___ Exercise material

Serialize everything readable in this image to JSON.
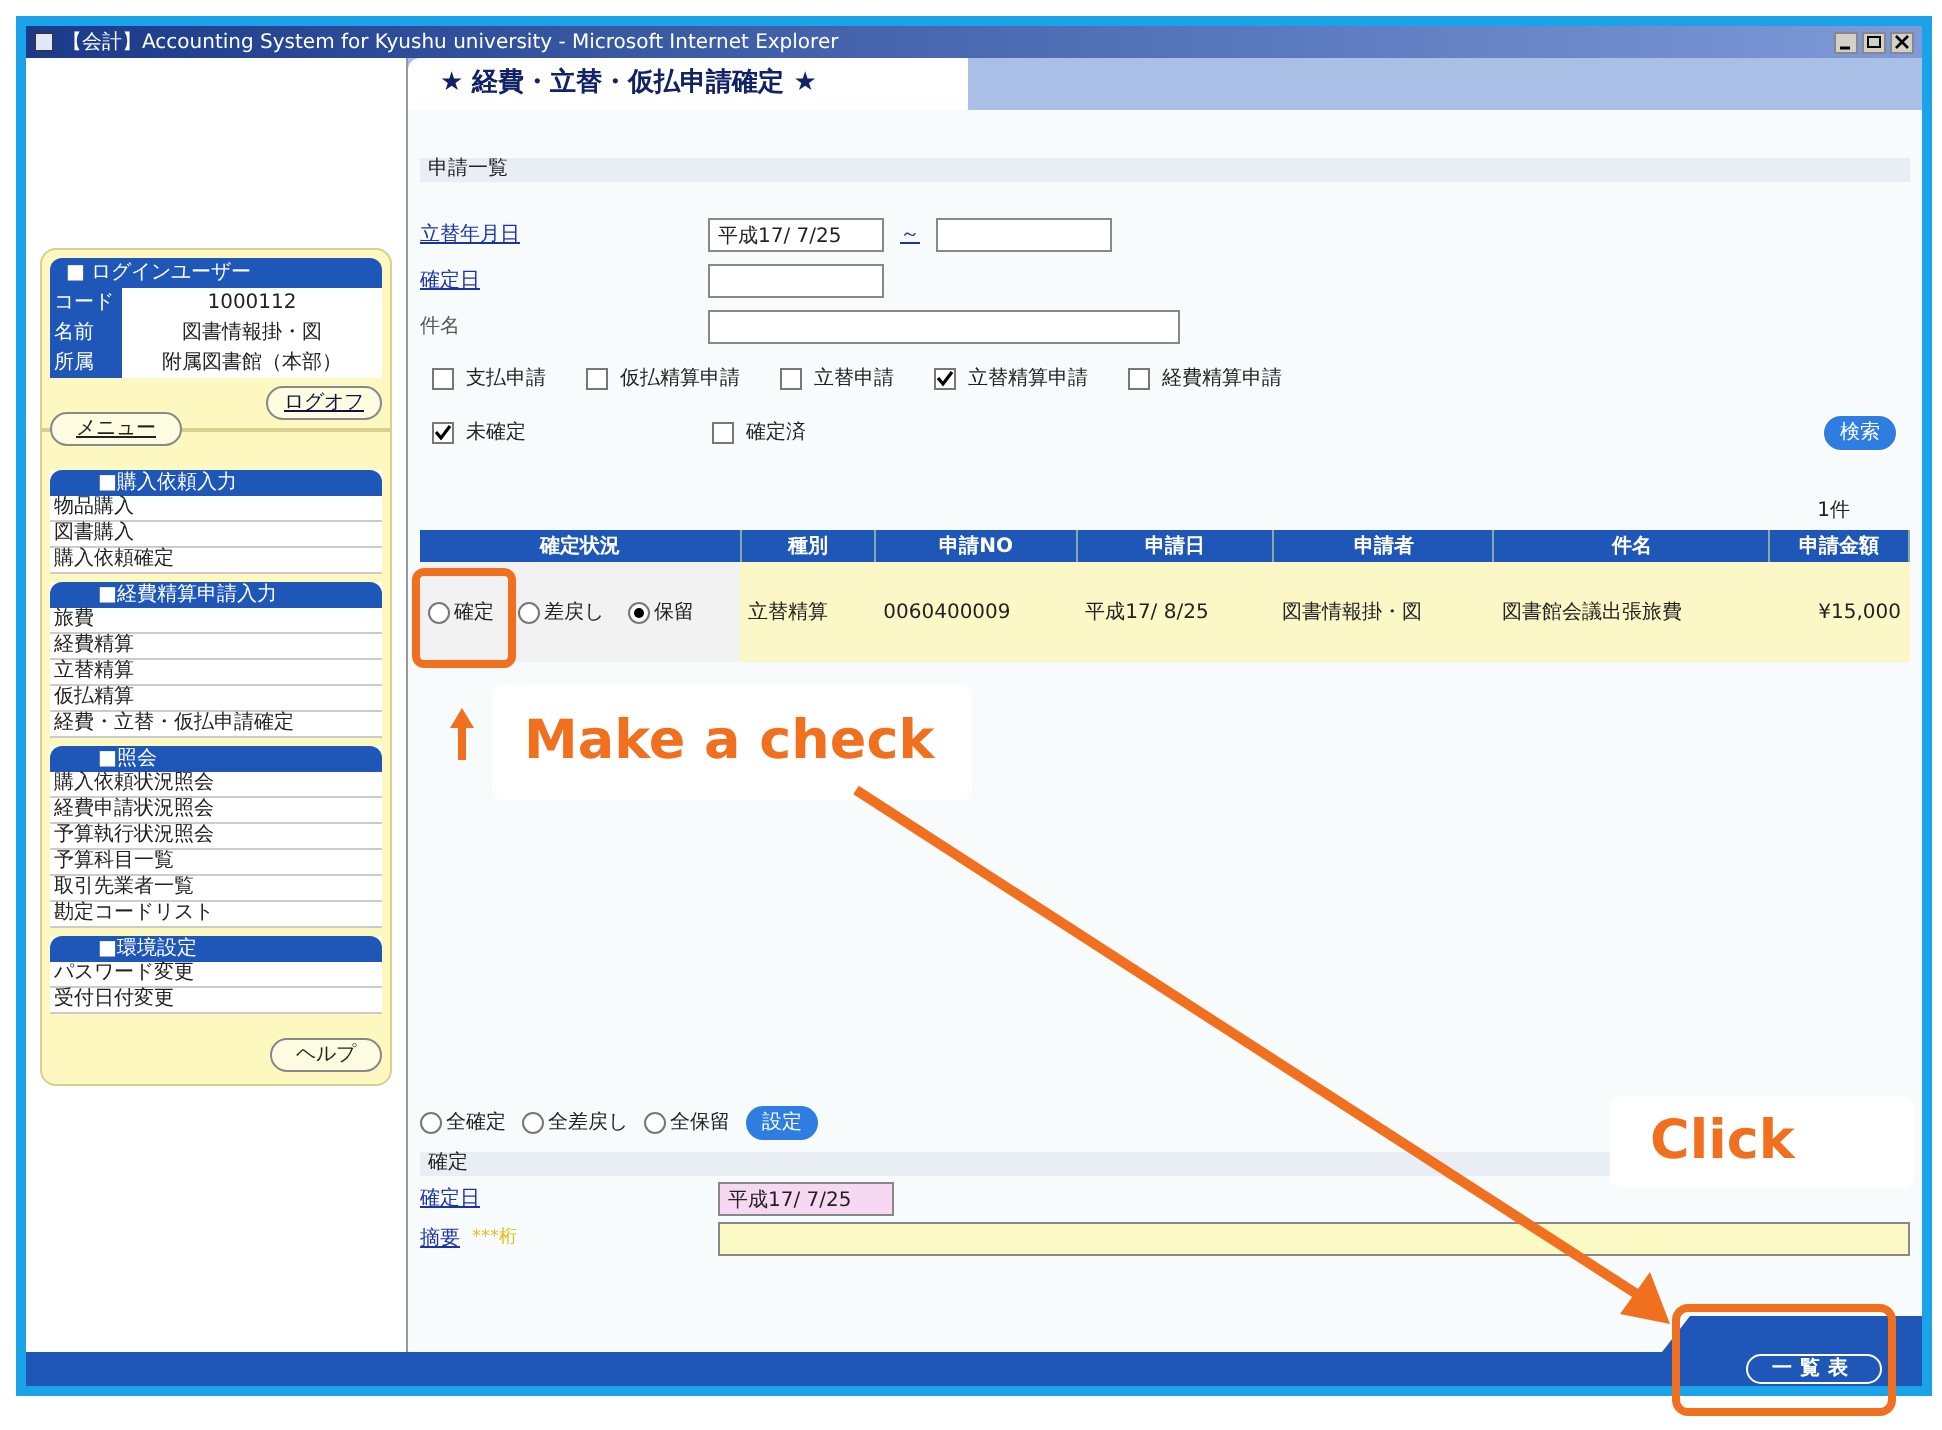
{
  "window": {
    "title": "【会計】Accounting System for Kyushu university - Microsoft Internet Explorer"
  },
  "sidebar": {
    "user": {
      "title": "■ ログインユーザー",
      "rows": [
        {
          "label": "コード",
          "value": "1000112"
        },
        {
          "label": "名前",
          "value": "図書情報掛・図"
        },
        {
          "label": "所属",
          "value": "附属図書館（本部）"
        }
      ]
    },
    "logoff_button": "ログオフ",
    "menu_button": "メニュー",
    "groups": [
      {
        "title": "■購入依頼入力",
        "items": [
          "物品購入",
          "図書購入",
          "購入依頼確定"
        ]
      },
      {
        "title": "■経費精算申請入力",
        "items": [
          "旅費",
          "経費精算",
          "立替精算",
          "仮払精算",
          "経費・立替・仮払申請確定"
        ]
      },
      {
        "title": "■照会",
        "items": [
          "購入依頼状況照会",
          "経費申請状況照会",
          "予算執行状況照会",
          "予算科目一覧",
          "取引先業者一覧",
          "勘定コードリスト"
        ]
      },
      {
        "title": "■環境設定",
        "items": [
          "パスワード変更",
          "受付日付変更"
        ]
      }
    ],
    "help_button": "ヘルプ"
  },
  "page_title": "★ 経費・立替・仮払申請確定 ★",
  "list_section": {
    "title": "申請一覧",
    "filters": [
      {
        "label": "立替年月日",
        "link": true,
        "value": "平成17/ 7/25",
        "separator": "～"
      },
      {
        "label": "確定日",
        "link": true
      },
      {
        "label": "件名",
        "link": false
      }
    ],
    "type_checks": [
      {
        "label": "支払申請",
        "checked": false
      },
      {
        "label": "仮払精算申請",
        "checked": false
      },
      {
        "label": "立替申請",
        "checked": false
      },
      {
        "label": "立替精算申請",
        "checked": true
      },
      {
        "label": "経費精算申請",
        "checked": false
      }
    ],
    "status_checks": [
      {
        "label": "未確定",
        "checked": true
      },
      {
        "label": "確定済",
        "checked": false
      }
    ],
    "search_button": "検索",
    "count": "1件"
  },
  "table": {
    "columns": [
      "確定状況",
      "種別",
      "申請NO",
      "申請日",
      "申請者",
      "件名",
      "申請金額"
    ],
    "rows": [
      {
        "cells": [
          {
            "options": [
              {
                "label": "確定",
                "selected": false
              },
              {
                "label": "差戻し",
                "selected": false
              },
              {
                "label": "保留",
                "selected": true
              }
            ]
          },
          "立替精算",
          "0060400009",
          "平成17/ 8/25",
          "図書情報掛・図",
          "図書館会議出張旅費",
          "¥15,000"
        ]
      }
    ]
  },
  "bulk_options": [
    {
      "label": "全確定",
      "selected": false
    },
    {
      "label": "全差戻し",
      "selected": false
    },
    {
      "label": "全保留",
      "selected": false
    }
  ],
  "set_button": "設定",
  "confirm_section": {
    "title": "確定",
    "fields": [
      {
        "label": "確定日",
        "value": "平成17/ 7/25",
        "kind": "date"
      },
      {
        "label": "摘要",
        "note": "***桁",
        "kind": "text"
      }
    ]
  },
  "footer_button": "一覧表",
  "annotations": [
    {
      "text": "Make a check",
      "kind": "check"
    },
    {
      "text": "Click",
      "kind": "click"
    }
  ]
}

______

§ **Exercise requirements**:
Reproduce all of the entries word for word, skipping any pictures they hold.

§ **Answer to this problem**:
Serialize everything readable in this image to JSON.
{
  "window": {
    "title": "【会計】Accounting System for Kyushu university - Microsoft Internet Explorer"
  },
  "sidebar": {
    "user": {
      "title": "■ ログインユーザー",
      "rows": [
        {
          "label": "コード",
          "value": "1000112"
        },
        {
          "label": "名前",
          "value": "図書情報掛・図"
        },
        {
          "label": "所属",
          "value": "附属図書館（本部）"
        }
      ]
    },
    "logoff_button": "ログオフ",
    "menu_button": "メニュー",
    "groups": [
      {
        "title": "■購入依頼入力",
        "items": [
          "物品購入",
          "図書購入",
          "購入依頼確定"
        ]
      },
      {
        "title": "■経費精算申請入力",
        "items": [
          "旅費",
          "経費精算",
          "立替精算",
          "仮払精算",
          "経費・立替・仮払申請確定"
        ]
      },
      {
        "title": "■照会",
        "items": [
          "購入依頼状況照会",
          "経費申請状況照会",
          "予算執行状況照会",
          "予算科目一覧",
          "取引先業者一覧",
          "勘定コードリスト"
        ]
      },
      {
        "title": "■環境設定",
        "items": [
          "パスワード変更",
          "受付日付変更"
        ]
      }
    ],
    "help_button": "ヘルプ"
  },
  "page_title": "★ 経費・立替・仮払申請確定 ★",
  "list_section": {
    "title": "申請一覧",
    "filters": [
      {
        "label": "立替年月日",
        "link": true,
        "value": "平成17/ 7/25",
        "separator": "～"
      },
      {
        "label": "確定日",
        "link": true
      },
      {
        "label": "件名",
        "link": false
      }
    ],
    "type_checks": [
      {
        "label": "支払申請",
        "checked": false
      },
      {
        "label": "仮払精算申請",
        "checked": false
      },
      {
        "label": "立替申請",
        "checked": false
      },
      {
        "label": "立替精算申請",
        "checked": true
      },
      {
        "label": "経費精算申請",
        "checked": false
      }
    ],
    "status_checks": [
      {
        "label": "未確定",
        "checked": true
      },
      {
        "label": "確定済",
        "checked": false
      }
    ],
    "search_button": "検索",
    "count": "1件"
  },
  "table": {
    "columns": [
      "確定状況",
      "種別",
      "申請NO",
      "申請日",
      "申請者",
      "件名",
      "申請金額"
    ],
    "rows": [
      {
        "cells": [
          {
            "options": [
              {
                "label": "確定",
                "selected": false
              },
              {
                "label": "差戻し",
                "selected": false
              },
              {
                "label": "保留",
                "selected": true
              }
            ]
          },
          "立替精算",
          "0060400009",
          "平成17/ 8/25",
          "図書情報掛・図",
          "図書館会議出張旅費",
          "¥15,000"
        ]
      }
    ]
  },
  "bulk_options": [
    {
      "label": "全確定",
      "selected": false
    },
    {
      "label": "全差戻し",
      "selected": false
    },
    {
      "label": "全保留",
      "selected": false
    }
  ],
  "set_button": "設定",
  "confirm_section": {
    "title": "確定",
    "fields": [
      {
        "label": "確定日",
        "value": "平成17/ 7/25",
        "kind": "date"
      },
      {
        "label": "摘要",
        "note": "***桁",
        "kind": "text"
      }
    ]
  },
  "footer_button": "一覧表",
  "annotations": [
    {
      "text": "Make a check",
      "kind": "check"
    },
    {
      "text": "Click",
      "kind": "click"
    }
  ]
}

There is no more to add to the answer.